**WHAT YOU HAVE TO DO**. Set down every entry word for word. Omit the pictures.
***
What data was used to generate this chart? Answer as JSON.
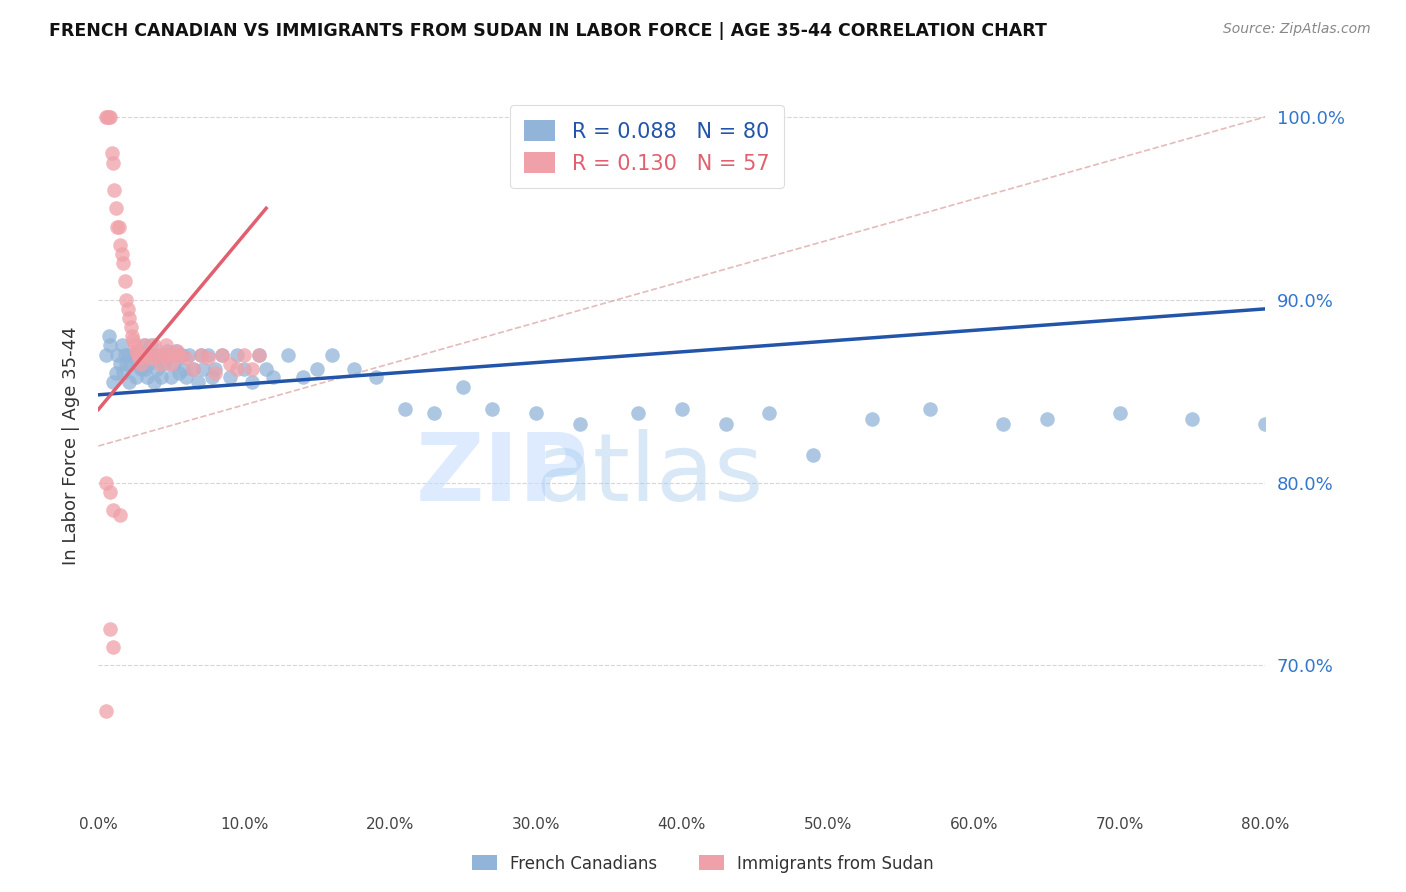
{
  "title": "FRENCH CANADIAN VS IMMIGRANTS FROM SUDAN IN LABOR FORCE | AGE 35-44 CORRELATION CHART",
  "source": "Source: ZipAtlas.com",
  "ylabel": "In Labor Force | Age 35-44",
  "xlabel": "",
  "watermark_zip": "ZIP",
  "watermark_atlas": "atlas",
  "blue_label": "French Canadians",
  "pink_label": "Immigrants from Sudan",
  "blue_R": 0.088,
  "blue_N": 80,
  "pink_R": 0.13,
  "pink_N": 57,
  "blue_color": "#92B4D8",
  "pink_color": "#F0A0A8",
  "blue_line_color": "#2255AA",
  "pink_line_color": "#E06070",
  "ref_line_color": "#DDAAAA",
  "xlim": [
    0.0,
    0.8
  ],
  "ylim": [
    0.62,
    1.02
  ],
  "yticks": [
    0.7,
    0.8,
    0.9,
    1.0
  ],
  "xticks": [
    0.0,
    0.1,
    0.2,
    0.3,
    0.4,
    0.5,
    0.6,
    0.7,
    0.8
  ],
  "blue_x": [
    0.005,
    0.007,
    0.008,
    0.01,
    0.012,
    0.013,
    0.015,
    0.016,
    0.017,
    0.018,
    0.019,
    0.02,
    0.021,
    0.022,
    0.023,
    0.025,
    0.026,
    0.027,
    0.028,
    0.029,
    0.03,
    0.031,
    0.032,
    0.033,
    0.034,
    0.035,
    0.036,
    0.038,
    0.04,
    0.042,
    0.043,
    0.045,
    0.047,
    0.05,
    0.052,
    0.053,
    0.055,
    0.057,
    0.058,
    0.06,
    0.062,
    0.065,
    0.068,
    0.07,
    0.072,
    0.075,
    0.078,
    0.08,
    0.085,
    0.09,
    0.095,
    0.1,
    0.105,
    0.11,
    0.115,
    0.12,
    0.13,
    0.14,
    0.15,
    0.16,
    0.175,
    0.19,
    0.21,
    0.23,
    0.25,
    0.27,
    0.3,
    0.33,
    0.37,
    0.4,
    0.43,
    0.46,
    0.49,
    0.53,
    0.57,
    0.62,
    0.65,
    0.7,
    0.75,
    0.8
  ],
  "blue_y": [
    0.87,
    0.88,
    0.875,
    0.855,
    0.86,
    0.87,
    0.865,
    0.875,
    0.86,
    0.87,
    0.865,
    0.87,
    0.855,
    0.865,
    0.87,
    0.87,
    0.858,
    0.872,
    0.865,
    0.862,
    0.87,
    0.875,
    0.862,
    0.858,
    0.865,
    0.87,
    0.875,
    0.855,
    0.862,
    0.87,
    0.858,
    0.865,
    0.872,
    0.858,
    0.865,
    0.872,
    0.86,
    0.87,
    0.862,
    0.858,
    0.87,
    0.862,
    0.855,
    0.87,
    0.862,
    0.87,
    0.858,
    0.862,
    0.87,
    0.858,
    0.87,
    0.862,
    0.855,
    0.87,
    0.862,
    0.858,
    0.87,
    0.858,
    0.862,
    0.87,
    0.862,
    0.858,
    0.84,
    0.838,
    0.852,
    0.84,
    0.838,
    0.832,
    0.838,
    0.84,
    0.832,
    0.838,
    0.815,
    0.835,
    0.84,
    0.832,
    0.835,
    0.838,
    0.835,
    0.832
  ],
  "pink_x": [
    0.005,
    0.006,
    0.007,
    0.008,
    0.009,
    0.01,
    0.011,
    0.012,
    0.013,
    0.014,
    0.015,
    0.016,
    0.017,
    0.018,
    0.019,
    0.02,
    0.021,
    0.022,
    0.023,
    0.024,
    0.025,
    0.026,
    0.027,
    0.028,
    0.029,
    0.03,
    0.032,
    0.034,
    0.036,
    0.038,
    0.04,
    0.042,
    0.044,
    0.046,
    0.048,
    0.05,
    0.052,
    0.054,
    0.056,
    0.06,
    0.065,
    0.07,
    0.075,
    0.08,
    0.085,
    0.09,
    0.095,
    0.1,
    0.105,
    0.11,
    0.005,
    0.008,
    0.01,
    0.015,
    0.005,
    0.008,
    0.01
  ],
  "pink_y": [
    1.0,
    1.0,
    1.0,
    1.0,
    0.98,
    0.975,
    0.96,
    0.95,
    0.94,
    0.94,
    0.93,
    0.925,
    0.92,
    0.91,
    0.9,
    0.895,
    0.89,
    0.885,
    0.88,
    0.878,
    0.875,
    0.872,
    0.87,
    0.868,
    0.865,
    0.87,
    0.875,
    0.87,
    0.868,
    0.875,
    0.87,
    0.865,
    0.87,
    0.875,
    0.87,
    0.865,
    0.87,
    0.872,
    0.87,
    0.868,
    0.862,
    0.87,
    0.868,
    0.86,
    0.87,
    0.865,
    0.862,
    0.87,
    0.862,
    0.87,
    0.8,
    0.795,
    0.785,
    0.782,
    0.675,
    0.72,
    0.71
  ],
  "blue_trend_x": [
    0.0,
    0.8
  ],
  "blue_trend_y": [
    0.848,
    0.895
  ],
  "pink_trend_x": [
    0.0,
    0.115
  ],
  "pink_trend_y": [
    0.84,
    0.95
  ],
  "ref_line_x": [
    0.0,
    0.8
  ],
  "ref_line_y": [
    0.82,
    1.0
  ]
}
***
**RIGHT ANSWER**.
What data was used to generate this chart? Answer as JSON.
{
  "title": "FRENCH CANADIAN VS IMMIGRANTS FROM SUDAN IN LABOR FORCE | AGE 35-44 CORRELATION CHART",
  "source": "Source: ZipAtlas.com",
  "ylabel": "In Labor Force | Age 35-44",
  "xlabel": "",
  "watermark_zip": "ZIP",
  "watermark_atlas": "atlas",
  "blue_label": "French Canadians",
  "pink_label": "Immigrants from Sudan",
  "blue_R": 0.088,
  "blue_N": 80,
  "pink_R": 0.13,
  "pink_N": 57,
  "blue_color": "#92B4D8",
  "pink_color": "#F0A0A8",
  "blue_line_color": "#2255AA",
  "pink_line_color": "#E06070",
  "ref_line_color": "#DDAAAA",
  "xlim": [
    0.0,
    0.8
  ],
  "ylim": [
    0.62,
    1.02
  ],
  "yticks": [
    0.7,
    0.8,
    0.9,
    1.0
  ],
  "xticks": [
    0.0,
    0.1,
    0.2,
    0.3,
    0.4,
    0.5,
    0.6,
    0.7,
    0.8
  ],
  "blue_x": [
    0.005,
    0.007,
    0.008,
    0.01,
    0.012,
    0.013,
    0.015,
    0.016,
    0.017,
    0.018,
    0.019,
    0.02,
    0.021,
    0.022,
    0.023,
    0.025,
    0.026,
    0.027,
    0.028,
    0.029,
    0.03,
    0.031,
    0.032,
    0.033,
    0.034,
    0.035,
    0.036,
    0.038,
    0.04,
    0.042,
    0.043,
    0.045,
    0.047,
    0.05,
    0.052,
    0.053,
    0.055,
    0.057,
    0.058,
    0.06,
    0.062,
    0.065,
    0.068,
    0.07,
    0.072,
    0.075,
    0.078,
    0.08,
    0.085,
    0.09,
    0.095,
    0.1,
    0.105,
    0.11,
    0.115,
    0.12,
    0.13,
    0.14,
    0.15,
    0.16,
    0.175,
    0.19,
    0.21,
    0.23,
    0.25,
    0.27,
    0.3,
    0.33,
    0.37,
    0.4,
    0.43,
    0.46,
    0.49,
    0.53,
    0.57,
    0.62,
    0.65,
    0.7,
    0.75,
    0.8
  ],
  "blue_y": [
    0.87,
    0.88,
    0.875,
    0.855,
    0.86,
    0.87,
    0.865,
    0.875,
    0.86,
    0.87,
    0.865,
    0.87,
    0.855,
    0.865,
    0.87,
    0.87,
    0.858,
    0.872,
    0.865,
    0.862,
    0.87,
    0.875,
    0.862,
    0.858,
    0.865,
    0.87,
    0.875,
    0.855,
    0.862,
    0.87,
    0.858,
    0.865,
    0.872,
    0.858,
    0.865,
    0.872,
    0.86,
    0.87,
    0.862,
    0.858,
    0.87,
    0.862,
    0.855,
    0.87,
    0.862,
    0.87,
    0.858,
    0.862,
    0.87,
    0.858,
    0.87,
    0.862,
    0.855,
    0.87,
    0.862,
    0.858,
    0.87,
    0.858,
    0.862,
    0.87,
    0.862,
    0.858,
    0.84,
    0.838,
    0.852,
    0.84,
    0.838,
    0.832,
    0.838,
    0.84,
    0.832,
    0.838,
    0.815,
    0.835,
    0.84,
    0.832,
    0.835,
    0.838,
    0.835,
    0.832
  ],
  "pink_x": [
    0.005,
    0.006,
    0.007,
    0.008,
    0.009,
    0.01,
    0.011,
    0.012,
    0.013,
    0.014,
    0.015,
    0.016,
    0.017,
    0.018,
    0.019,
    0.02,
    0.021,
    0.022,
    0.023,
    0.024,
    0.025,
    0.026,
    0.027,
    0.028,
    0.029,
    0.03,
    0.032,
    0.034,
    0.036,
    0.038,
    0.04,
    0.042,
    0.044,
    0.046,
    0.048,
    0.05,
    0.052,
    0.054,
    0.056,
    0.06,
    0.065,
    0.07,
    0.075,
    0.08,
    0.085,
    0.09,
    0.095,
    0.1,
    0.105,
    0.11,
    0.005,
    0.008,
    0.01,
    0.015,
    0.005,
    0.008,
    0.01
  ],
  "pink_y": [
    1.0,
    1.0,
    1.0,
    1.0,
    0.98,
    0.975,
    0.96,
    0.95,
    0.94,
    0.94,
    0.93,
    0.925,
    0.92,
    0.91,
    0.9,
    0.895,
    0.89,
    0.885,
    0.88,
    0.878,
    0.875,
    0.872,
    0.87,
    0.868,
    0.865,
    0.87,
    0.875,
    0.87,
    0.868,
    0.875,
    0.87,
    0.865,
    0.87,
    0.875,
    0.87,
    0.865,
    0.87,
    0.872,
    0.87,
    0.868,
    0.862,
    0.87,
    0.868,
    0.86,
    0.87,
    0.865,
    0.862,
    0.87,
    0.862,
    0.87,
    0.8,
    0.795,
    0.785,
    0.782,
    0.675,
    0.72,
    0.71
  ],
  "blue_trend_x": [
    0.0,
    0.8
  ],
  "blue_trend_y": [
    0.848,
    0.895
  ],
  "pink_trend_x": [
    0.0,
    0.115
  ],
  "pink_trend_y": [
    0.84,
    0.95
  ],
  "ref_line_x": [
    0.0,
    0.8
  ],
  "ref_line_y": [
    0.82,
    1.0
  ]
}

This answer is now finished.